==== GIVEN RECORDS ====

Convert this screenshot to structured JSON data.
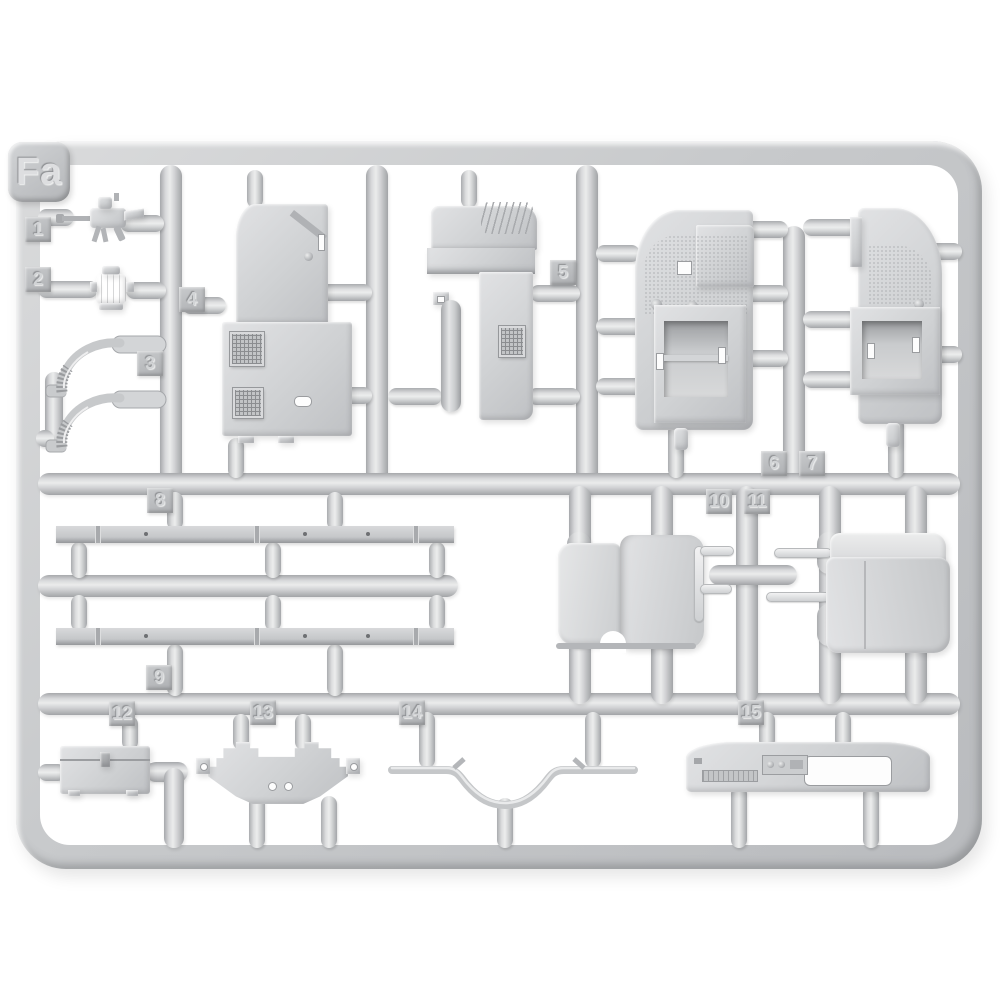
{
  "scene": {
    "type": "photo of a light-grey injection-moulded model kit sprue on white background",
    "background_color": "#ffffff",
    "plastic_color": "#cbcdcf",
    "plastic_highlight": "#ebecec",
    "plastic_shadow": "#a2a4a7"
  },
  "sprue": {
    "frame_label": "Fa",
    "part_tabs": [
      "1",
      "2",
      "3",
      "4",
      "5",
      "6",
      "7",
      "8",
      "9",
      "10",
      "11",
      "12",
      "13",
      "14",
      "15"
    ],
    "parts": [
      {
        "tab": "1",
        "shape": "small machine-gun"
      },
      {
        "tab": "2",
        "shape": "small cylindrical fitting"
      },
      {
        "tab": "3",
        "shape": "two curved ribbed pipes"
      },
      {
        "tab": "4",
        "shape": "cab bulkhead panel with two mesh grilles"
      },
      {
        "tab": "5",
        "shape": "cab cowl side panel with mesh grille"
      },
      {
        "tab": "6",
        "shape": "door interior panel with stowage box"
      },
      {
        "tab": "7",
        "shape": "door interior panel with stowage box, mirrored"
      },
      {
        "tab": "8",
        "shape": "long flat rail strip"
      },
      {
        "tab": "9",
        "shape": "long flat rail strip"
      },
      {
        "tab": "10",
        "shape": "bench seat"
      },
      {
        "tab": "11",
        "shape": "bench seat"
      },
      {
        "tab": "12",
        "shape": "tool box"
      },
      {
        "tab": "13",
        "shape": "mounting bracket plate"
      },
      {
        "tab": "14",
        "shape": "curved rod"
      },
      {
        "tab": "15",
        "shape": "dashboard panel with window cut-out"
      }
    ]
  }
}
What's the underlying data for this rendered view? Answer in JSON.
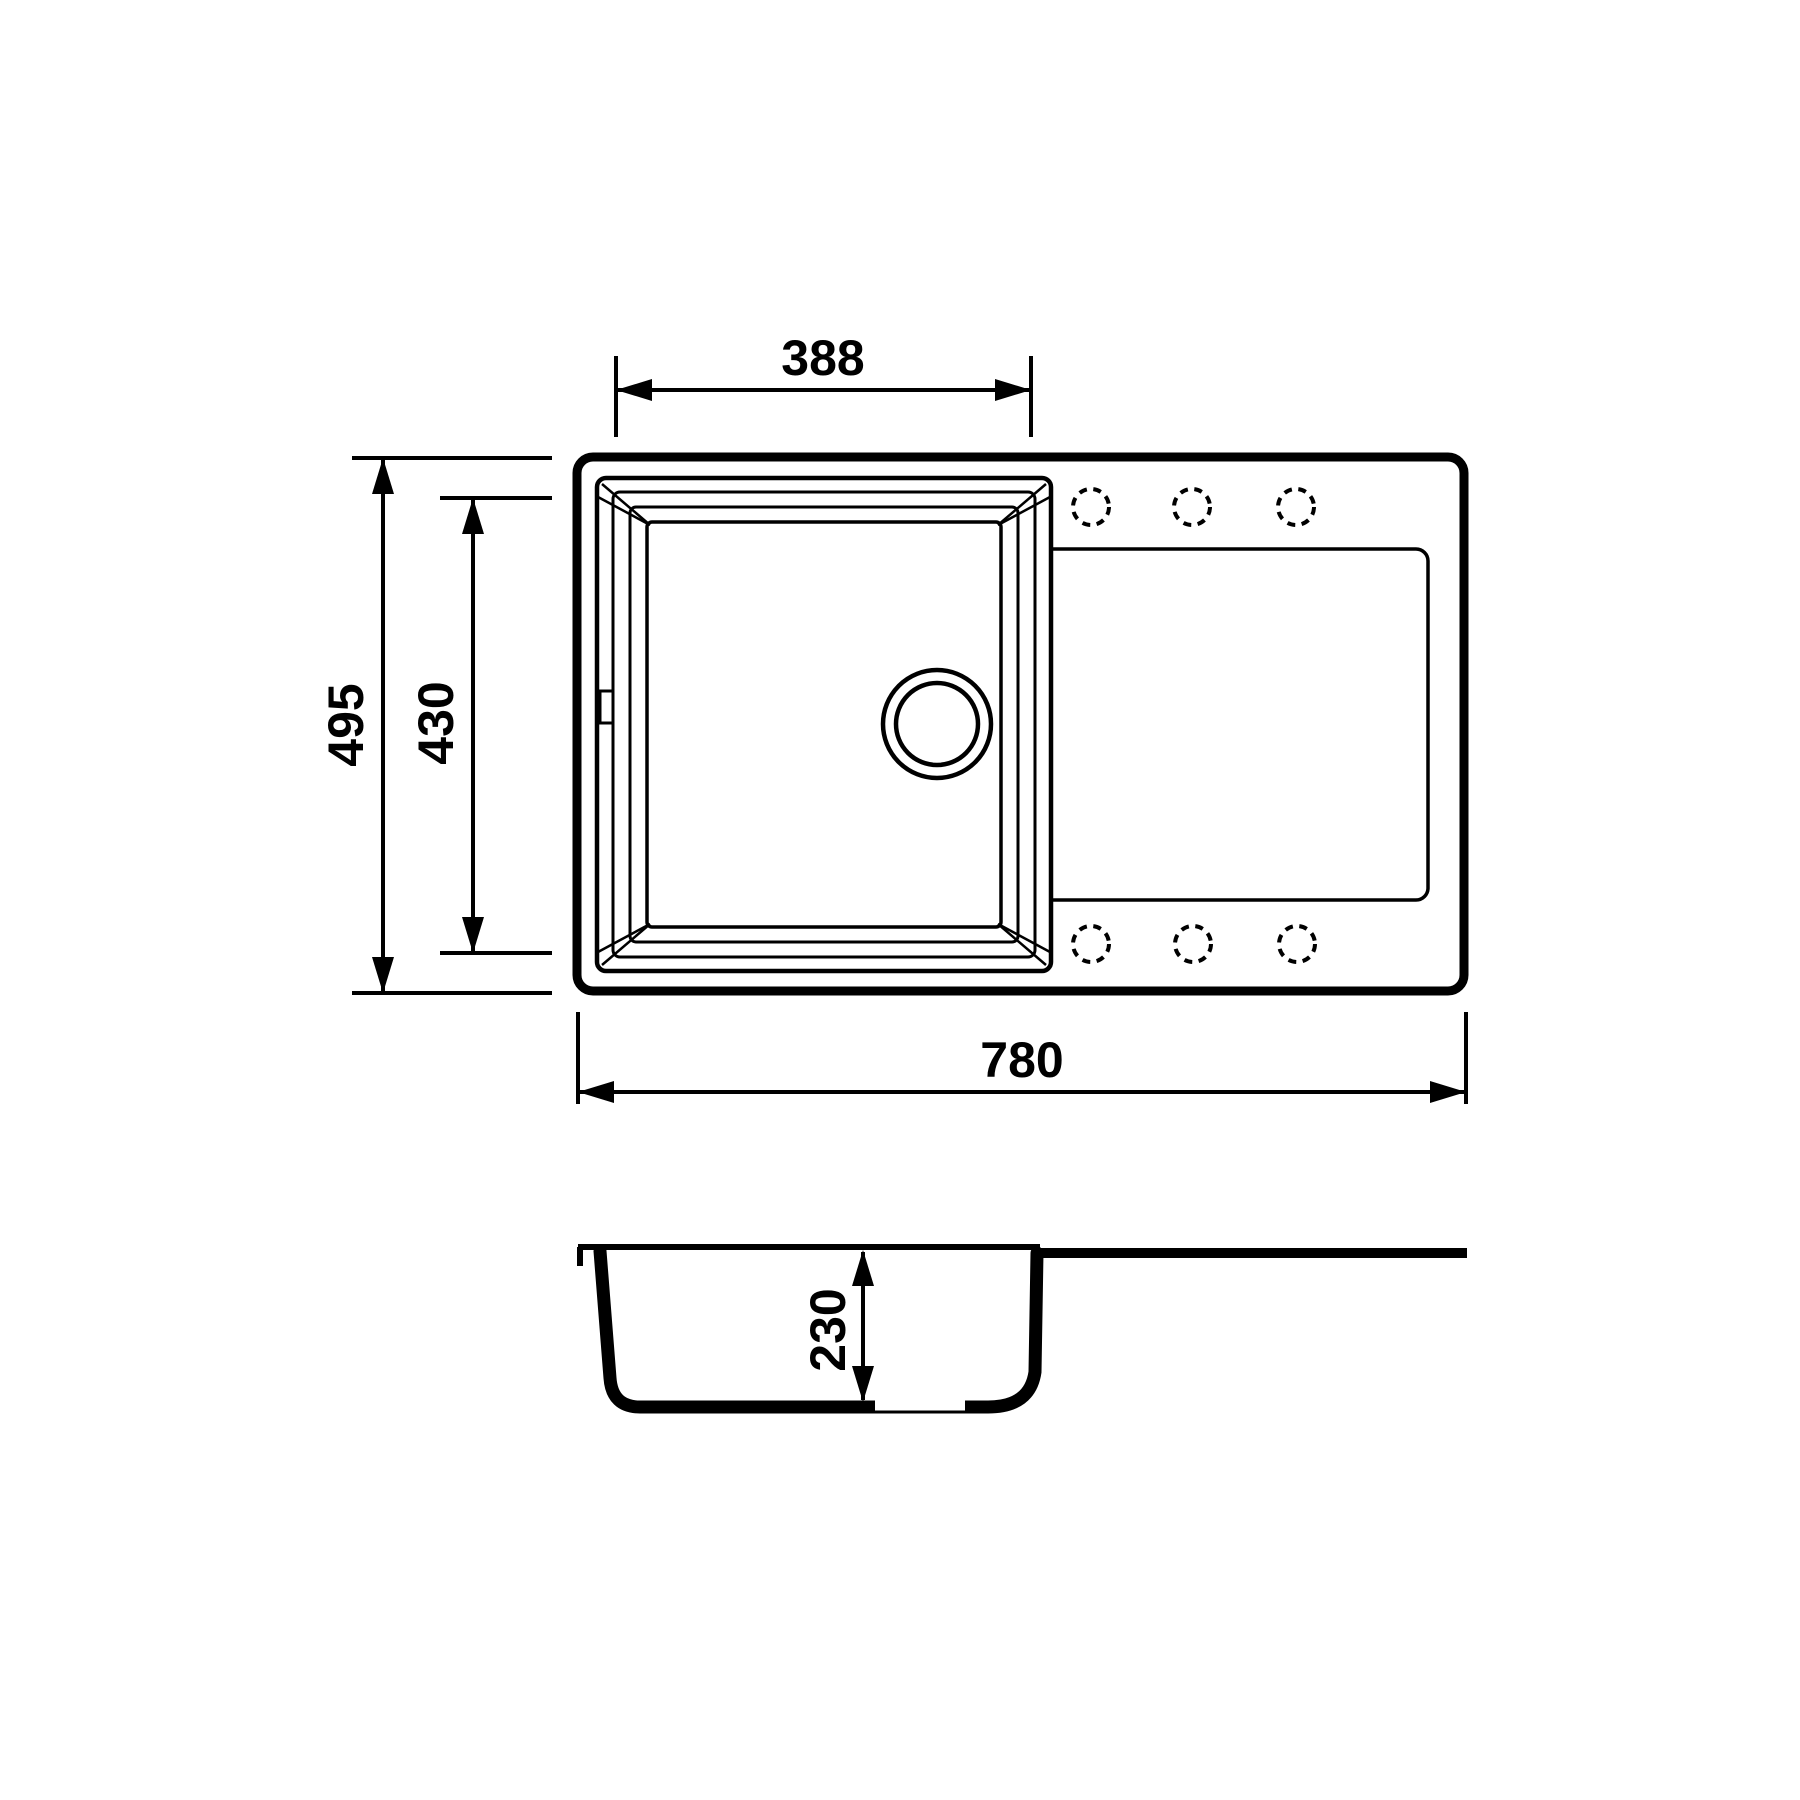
{
  "colors": {
    "background": "#ffffff",
    "line": "#000000"
  },
  "views": {
    "top": {
      "dimensions": {
        "bowl_width_label": "388",
        "overall_depth_label": "495",
        "bowl_depth_label": "430",
        "overall_width_label": "780"
      }
    },
    "section": {
      "dimensions": {
        "bowl_height_label": "230"
      }
    }
  }
}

====

■ **TASK REQUIREMENTS**: Copy exactly the lines from the line containing "What's the underlying" through the last line of the records above, both included, and leave out any pictures.

■ **COMPLETE RESPONSE**:
What's the underlying data for this rendered view? Answer in JSON.
{
  "colors": {
    "background": "#ffffff",
    "line": "#000000"
  },
  "views": {
    "top": {
      "dimensions": {
        "bowl_width_label": "388",
        "overall_depth_label": "495",
        "bowl_depth_label": "430",
        "overall_width_label": "780"
      }
    },
    "section": {
      "dimensions": {
        "bowl_height_label": "230"
      }
    }
  }
}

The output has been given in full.